» Requirements: What follows is a set of entries. Give them again exactly, without the pictures.

═══ Given data

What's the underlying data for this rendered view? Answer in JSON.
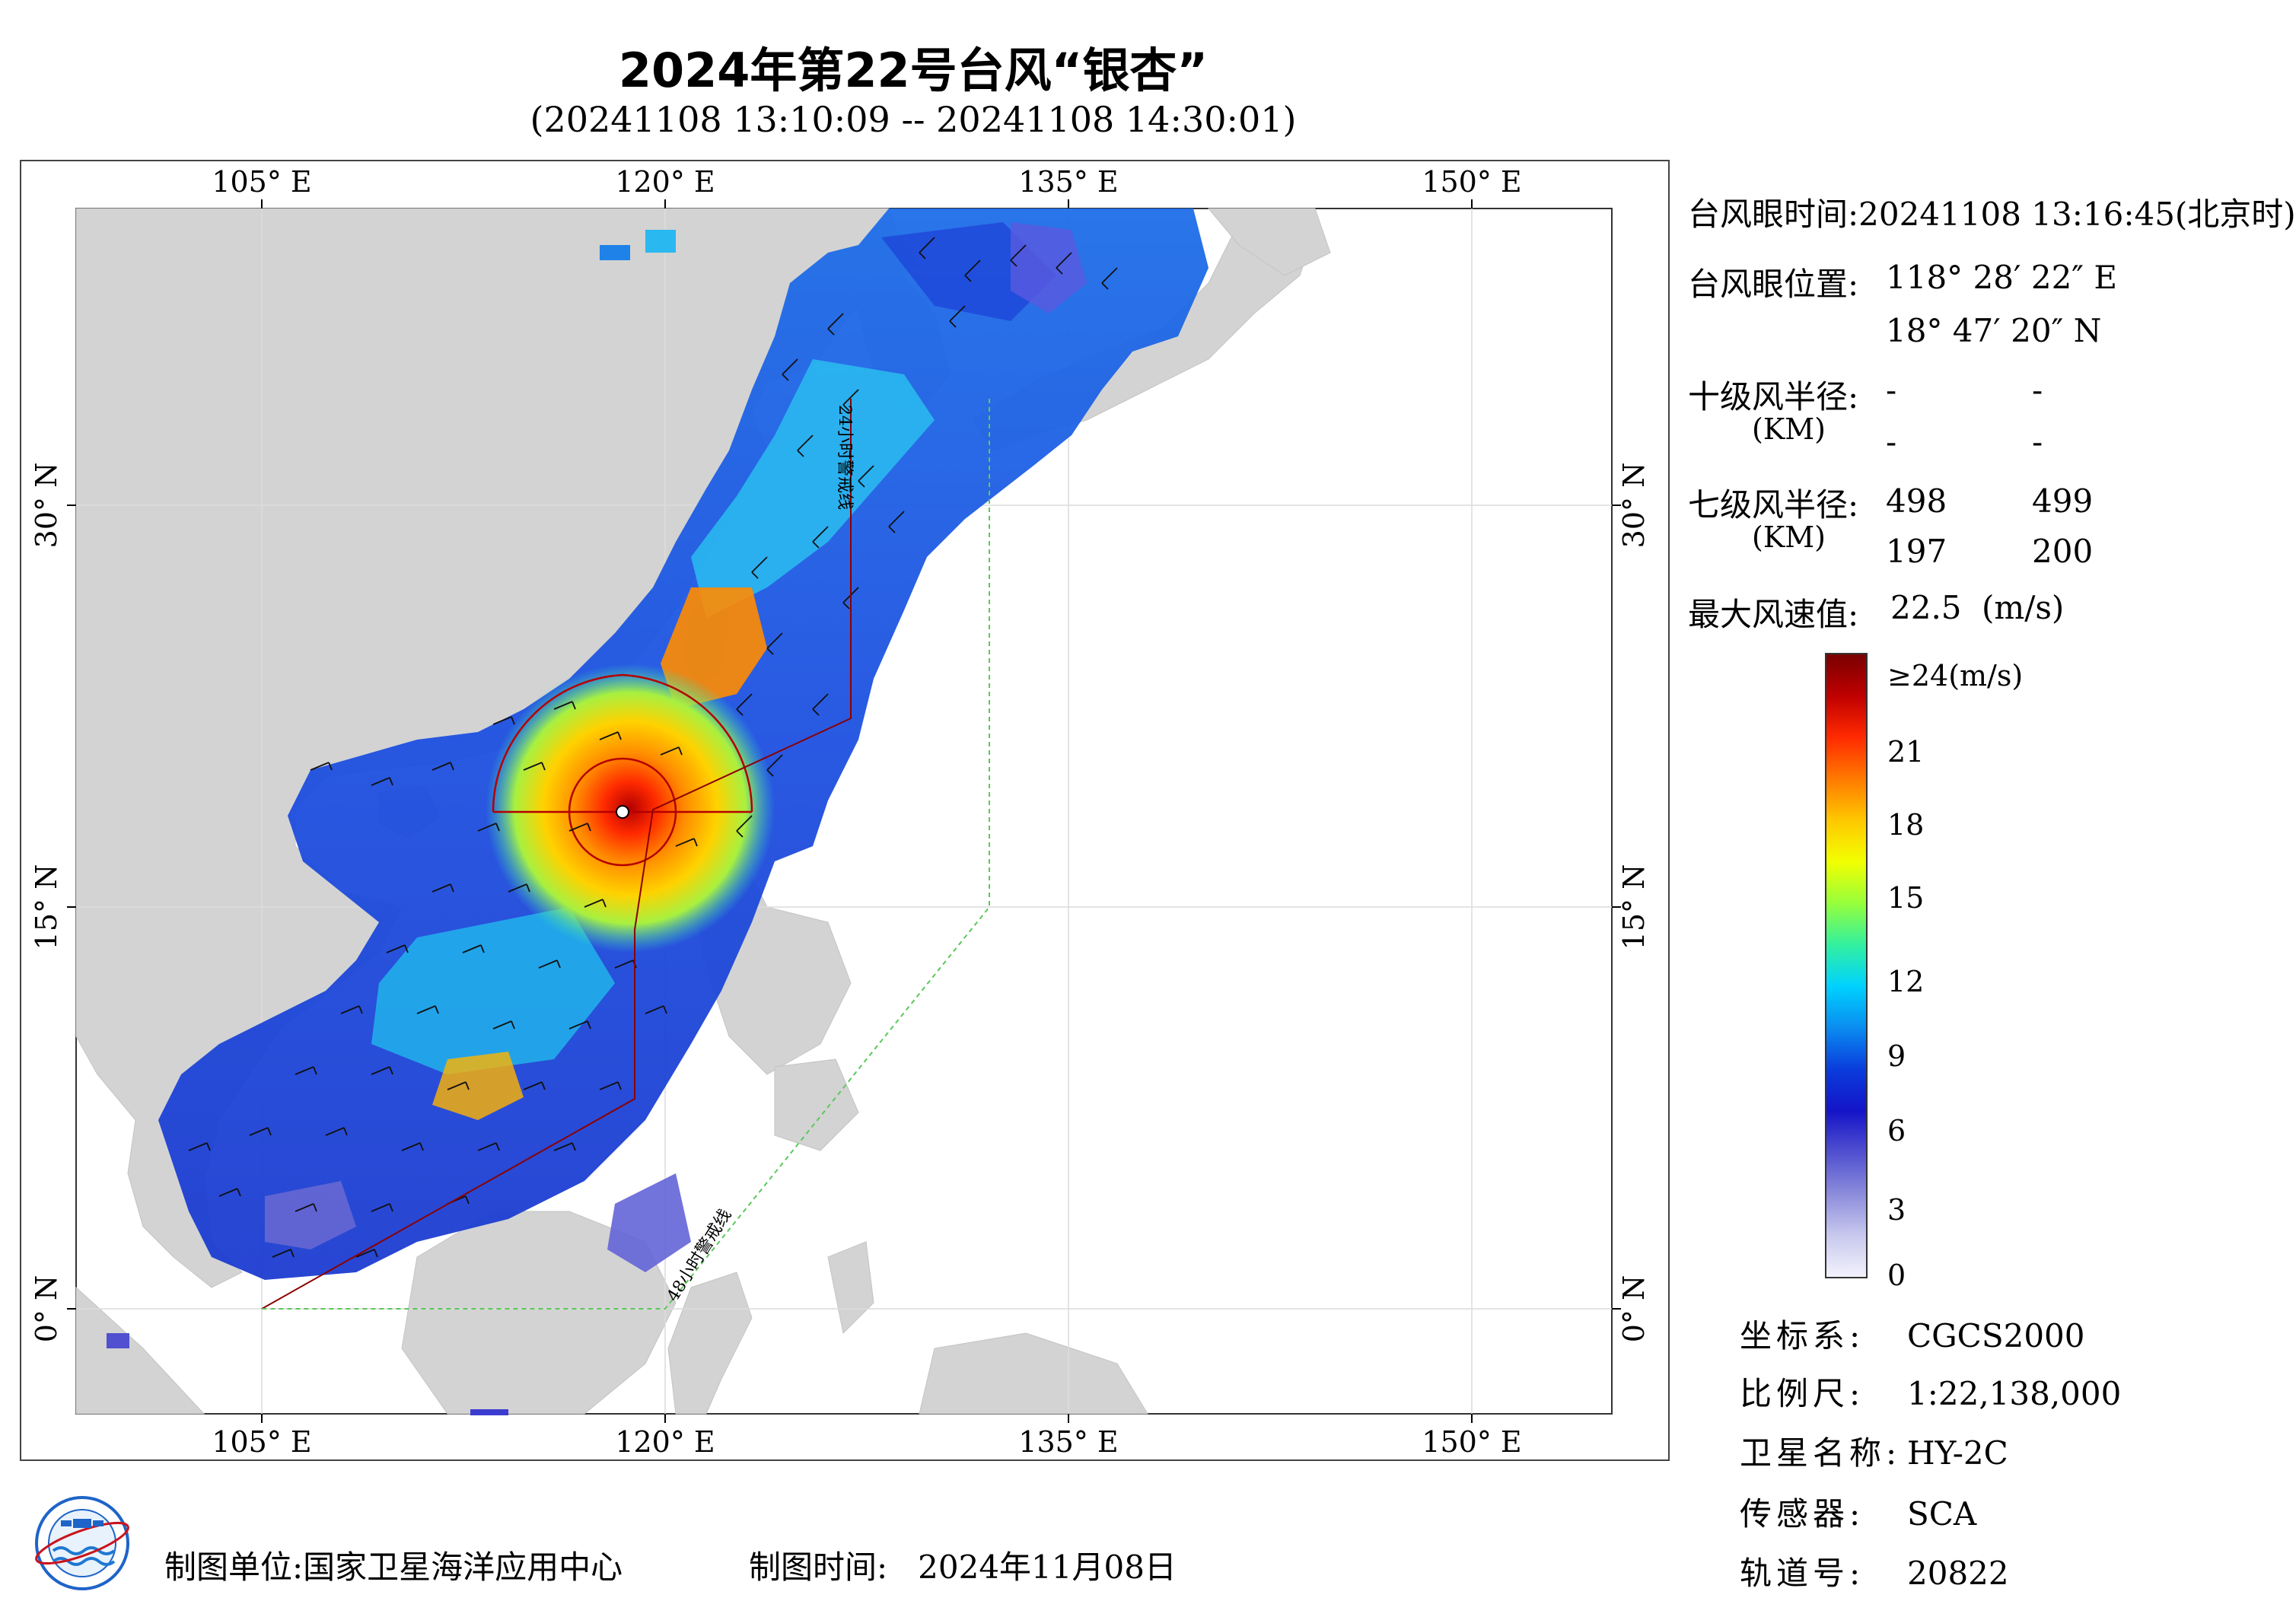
{
  "header": {
    "title": "2024年第22号台风“银杏”",
    "subtitle": "(20241108 13:10:09 -- 20241108 14:30:01)"
  },
  "map": {
    "lon_ticks": [
      "105° E",
      "120° E",
      "135° E",
      "150° E"
    ],
    "lat_ticks": [
      "30° N",
      "15° N",
      "0° N"
    ],
    "line_24h": "24小时警戒线",
    "line_48h": "48小时警戒线"
  },
  "info": {
    "eye_time_label": "台风眼时间:",
    "eye_time": "20241108 13:16:45(北京时)",
    "eye_pos_label": "台风眼位置:",
    "eye_lon": "118° 28′ 22″ E",
    "eye_lat": "18° 47′ 20″ N",
    "r10_label": "十级风半径:",
    "r10_unit": "(KM)",
    "r10_values": [
      "-",
      "-",
      "-",
      "-"
    ],
    "r7_label": "七级风半径:",
    "r7_unit": "(KM)",
    "r7_values": [
      "498",
      "499",
      "197",
      "200"
    ],
    "max_wind_label": "最大风速值:",
    "max_wind": "22.5",
    "max_wind_unit": "(m/s)"
  },
  "colorbar": {
    "labels": [
      "≥24(m/s)",
      "21",
      "18",
      "15",
      "12",
      "9",
      "6",
      "3",
      "0"
    ],
    "colors": [
      "#7a0000",
      "#c00000",
      "#ff2a00",
      "#ff7a00",
      "#ffc800",
      "#f2ff00",
      "#96ff3c",
      "#32f0a0",
      "#00d2ff",
      "#0a8cf0",
      "#0a3cdc",
      "#1414c8",
      "#5050d0",
      "#8c8cdc",
      "#c8c8ee",
      "#f2f2fc"
    ]
  },
  "meta": {
    "crs_label": "坐标系:",
    "crs": "CGCS2000",
    "scale_label": "比例尺:",
    "scale": "1:22,138,000",
    "satellite_label": "卫星名称:",
    "satellite": "HY-2C",
    "sensor_label": "传感器:",
    "sensor": "SCA",
    "orbit_label": "轨道号:",
    "orbit": "20822"
  },
  "footer": {
    "producer_label": "制图单位:",
    "producer": "国家卫星海洋应用中心",
    "date_label": "制图时间:",
    "date": "2024年11月08日"
  }
}
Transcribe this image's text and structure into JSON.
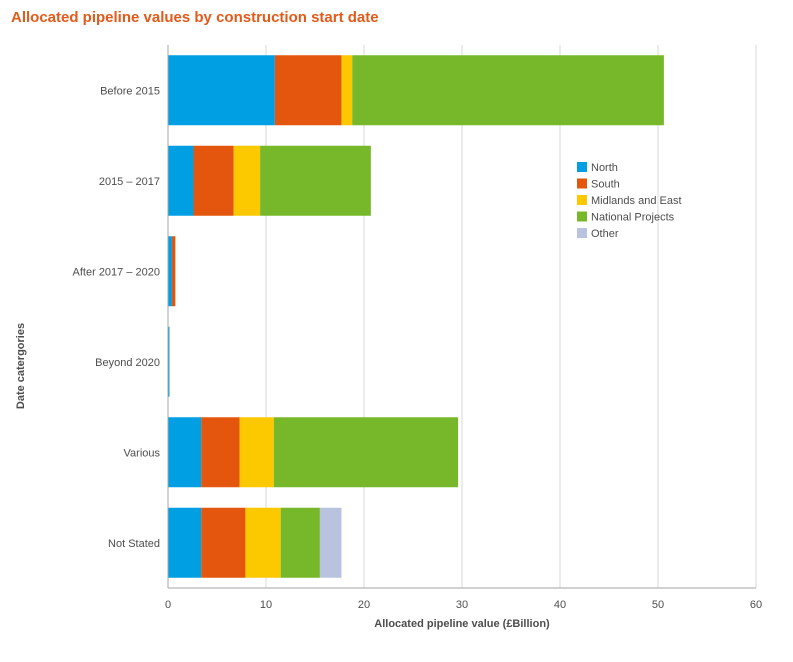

══════

» Solution to the exercise:
What's the underlying data for this rendered view? Answer in JSON.
{
  "header": {
    "title": "2024年第22号台风“银杏”",
    "subtitle": "(20241108 13:10:09 -- 20241108 14:30:01)"
  },
  "map": {
    "lon_ticks": [
      "105° E",
      "120° E",
      "135° E",
      "150° E"
    ],
    "lat_ticks": [
      "30° N",
      "15° N",
      "0° N"
    ],
    "line_24h": "24小时警戒线",
    "line_48h": "48小时警戒线"
  },
  "info": {
    "eye_time_label": "台风眼时间:",
    "eye_time": "20241108 13:16:45(北京时)",
    "eye_pos_label": "台风眼位置:",
    "eye_lon": "118° 28′ 22″ E",
    "eye_lat": "18° 47′ 20″ N",
    "r10_label": "十级风半径:",
    "r10_unit": "(KM)",
    "r10_values": [
      "-",
      "-",
      "-",
      "-"
    ],
    "r7_label": "七级风半径:",
    "r7_unit": "(KM)",
    "r7_values": [
      "498",
      "499",
      "197",
      "200"
    ],
    "max_wind_label": "最大风速值:",
    "max_wind": "22.5",
    "max_wind_unit": "(m/s)"
  },
  "colorbar": {
    "labels": [
      "≥24(m/s)",
      "21",
      "18",
      "15",
      "12",
      "9",
      "6",
      "3",
      "0"
    ],
    "colors": [
      "#7a0000",
      "#c00000",
      "#ff2a00",
      "#ff7a00",
      "#ffc800",
      "#f2ff00",
      "#96ff3c",
      "#32f0a0",
      "#00d2ff",
      "#0a8cf0",
      "#0a3cdc",
      "#1414c8",
      "#5050d0",
      "#8c8cdc",
      "#c8c8ee",
      "#f2f2fc"
    ]
  },
  "meta": {
    "crs_label": "坐标系:",
    "crs": "CGCS2000",
    "scale_label": "比例尺:",
    "scale": "1:22,138,000",
    "satellite_label": "卫星名称:",
    "satellite": "HY-2C",
    "sensor_label": "传感器:",
    "sensor": "SCA",
    "orbit_label": "轨道号:",
    "orbit": "20822"
  },
  "footer": {
    "producer_label": "制图单位:",
    "producer": "国家卫星海洋应用中心",
    "date_label": "制图时间:",
    "date": "2024年11月08日"
  }
}
Transcribe this image's text and structure into JSON.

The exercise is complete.